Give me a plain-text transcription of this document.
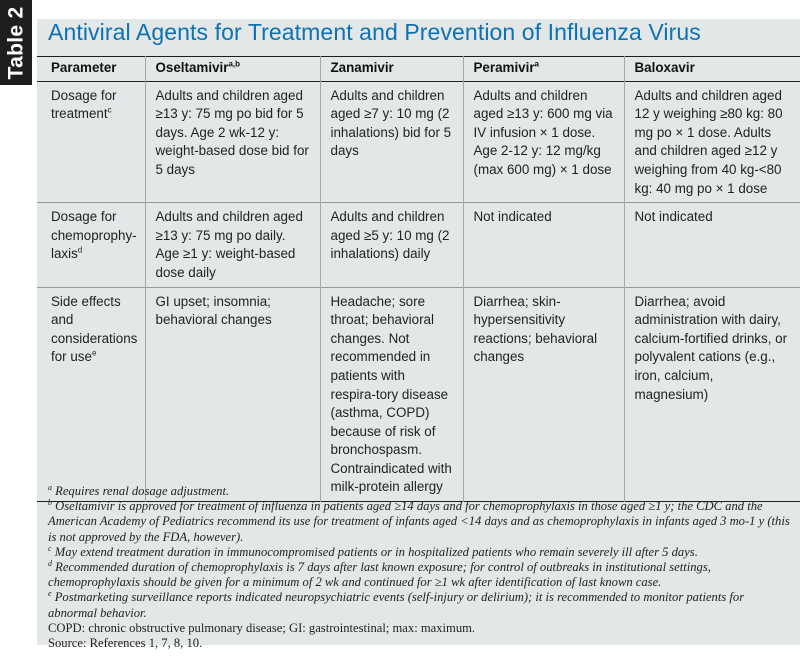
Table 2 Antiviral Agents for Treatment and Prevention of Influenza Virus
Parameter	Oseltamivir$^{a,b}$	Zanamivir	Peramivir$^a$	Baloxavir
Dosage for treatment$^c$	Adults and children aged ≥13 y: 75 mg po bid for 5 days. Age 2 wk-12 y: weight-based dose bid for 5 days	Adults and children aged ≥7 y: 10 mg (2 inhalations) bid for 5 days	Adults and children aged ≥13 y: 600 mg via IV infusion × 1 dose. Age 2-12 y: 12 mg/kg (max 600 mg) × 1 dose	Adults and children aged 12 y weighing ≥80 kg: 80 mg po × 1 dose. Adults and children aged ≥12 y weighing from 40 kg-<80 kg: 40 mg po × 1 dose
Dosage for chemoprophy-laxis$^d$	Adults and children aged ≥13 y: 75 mg po daily. Age ≥1 y: weight-based dose daily	Adults and children aged ≥5 y: 10 mg (2 inhalations) daily	Not indicated	Not indicated
Side effects and considerations for use$^e$	GI upset; insomnia; behavioral changes	Headache; sore throat; behavioral changes. Not recommended in patients with respira-tory disease (asthma, COPD) because of risk of bronchospasm. Contraindicated with milk-protein allergy	Diarrhea; skin-hypersensitivity reactions; behavioral changes	Diarrhea; avoid administration with dairy, calcium-fortified drinks, or polyvalent cations (e.g., iron, calcium, magnesium)

$^a$ Requires renal dosage adjustment.

$^b$ Oseltamivir is approved for treatment of influenza in patients aged ≥14 days and for chemoprophylaxis in those aged ≥1 y; the CDC and the American Academy of Pediatrics recommend its use for treatment of infants aged <14 days and as chemoprophylaxis in infants aged 3 mo-1 y (this is not approved by the FDA, however).

$^c$ May extend treatment duration in immunocompromised patients or in hospitalized patients who remain severely ill after 5 days.

$^d$ Recommended duration of chemoprophylaxis is 7 days after last known exposure; for control of outbreaks in institutional settings, chemoprophylaxis should be given for a minimum of 2 wk and continued for ≥1 wk after identification of last known case.

$^e$ Postmarketing surveillance reports indicated neuropsychiatric events (self-injury or delirium); it is recommended to monitor patients for abnormal behavior.

COPD: chronic obstructive pulmonary disease; GI: gastrointestinal; max: maximum.

Source: References 1, 7, 8, 10.
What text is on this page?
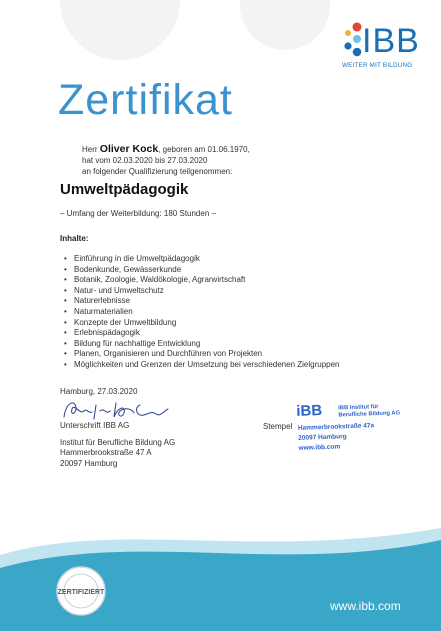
IBB
WEITER MIT BILDUNG
Zertifikat
Herr Oliver Kock, geboren am 01.06.1970,
hat vom 02.03.2020 bis 27.03.2020
an folgender Qualifizierung teilgenommen:
Umweltpädagogik
– Umfang der Weiterbildung: 180 Stunden –
Inhalte:
• Einführung in die Umweltpädagogik
• Bodenkunde, Gewässerkunde
• Botanik, Zoologie, Waldökologie, Agrarwirtschaft
• Natur- und Umweltschutz
• Naturerlebnisse
• Naturmaterialien
• Konzepte der Umweltbildung
• Erlebnispädagogik
• Bildung für nachhaltige Entwicklung
• Planen, Organisieren und Durchführen von Projekten
• Möglichkeiten und Grenzen der Umsetzung bei verschiedenen Zielgruppen
Hamburg, 27.03.2020
Unterschrift IBB AG
Institut für Berufliche Bildung AG
Hammerbrookstraße 47 A
20097 Hamburg
Stempel
iBB	IBB Institut für
Berufliche Bildung AG
Hammerbrookstraße 47a
20097 Hamburg
www.ibb.com
ZERTIFIZIERT
www.ibb.com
□ □ □ □
YOUR GOAL
Restate the data above word for word, so that the only difference is the missing pictures.

OUTPUT FOR THIS TASK
Give me a plain-text transcription of this document.
Table 2 Antiviral Agents for Treatment and Prevention of Influenza Virus
Parameter	Oseltamivir$^{a,b}$	Zanamivir	Peramivir$^a$	Baloxavir
Dosage for treatment$^c$	Adults and children aged ≥13 y: 75 mg po bid for 5 days. Age 2 wk-12 y: weight-based dose bid for 5 days	Adults and children aged ≥7 y: 10 mg (2 inhalations) bid for 5 days	Adults and children aged ≥13 y: 600 mg via IV infusion × 1 dose. Age 2-12 y: 12 mg/kg (max 600 mg) × 1 dose	Adults and children aged 12 y weighing ≥80 kg: 80 mg po × 1 dose. Adults and children aged ≥12 y weighing from 40 kg-<80 kg: 40 mg po × 1 dose
Dosage for chemoprophy-laxis$^d$	Adults and children aged ≥13 y: 75 mg po daily. Age ≥1 y: weight-based dose daily	Adults and children aged ≥5 y: 10 mg (2 inhalations) daily	Not indicated	Not indicated
Side effects and considerations for use$^e$	GI upset; insomnia; behavioral changes	Headache; sore throat; behavioral changes. Not recommended in patients with respira-tory disease (asthma, COPD) because of risk of bronchospasm. Contraindicated with milk-protein allergy	Diarrhea; skin-hypersensitivity reactions; behavioral changes	Diarrhea; avoid administration with dairy, calcium-fortified drinks, or polyvalent cations (e.g., iron, calcium, magnesium)

$^a$ Requires renal dosage adjustment.

$^b$ Oseltamivir is approved for treatment of influenza in patients aged ≥14 days and for chemoprophylaxis in those aged ≥1 y; the CDC and the American Academy of Pediatrics recommend its use for treatment of infants aged <14 days and as chemoprophylaxis in infants aged 3 mo-1 y (this is not approved by the FDA, however).

$^c$ May extend treatment duration in immunocompromised patients or in hospitalized patients who remain severely ill after 5 days.

$^d$ Recommended duration of chemoprophylaxis is 7 days after last known exposure; for control of outbreaks in institutional settings, chemoprophylaxis should be given for a minimum of 2 wk and continued for ≥1 wk after identification of last known case.

$^e$ Postmarketing surveillance reports indicated neuropsychiatric events (self-injury or delirium); it is recommended to monitor patients for abnormal behavior.

COPD: chronic obstructive pulmonary disease; GI: gastrointestinal; max: maximum.

Source: References 1, 7, 8, 10.
What text is on this page?
IBB
WEITER MIT BILDUNG
Zertifikat
Herr Oliver Kock, geboren am 01.06.1970,
hat vom 02.03.2020 bis 27.03.2020
an folgender Qualifizierung teilgenommen:
Umweltpädagogik
– Umfang der Weiterbildung: 180 Stunden –
Inhalte:
• Einführung in die Umweltpädagogik
• Bodenkunde, Gewässerkunde
• Botanik, Zoologie, Waldökologie, Agrarwirtschaft
• Natur- und Umweltschutz
• Naturerlebnisse
• Naturmaterialien
• Konzepte der Umweltbildung
• Erlebnispädagogik
• Bildung für nachhaltige Entwicklung
• Planen, Organisieren und Durchführen von Projekten
• Möglichkeiten und Grenzen der Umsetzung bei verschiedenen Zielgruppen
Hamburg, 27.03.2020
Unterschrift IBB AG
Institut für Berufliche Bildung AG
Hammerbrookstraße 47 A
20097 Hamburg
Stempel
iBB	IBB Institut für
Berufliche Bildung AG
Hammerbrookstraße 47a
20097 Hamburg
www.ibb.com
ZERTIFIZIERT
www.ibb.com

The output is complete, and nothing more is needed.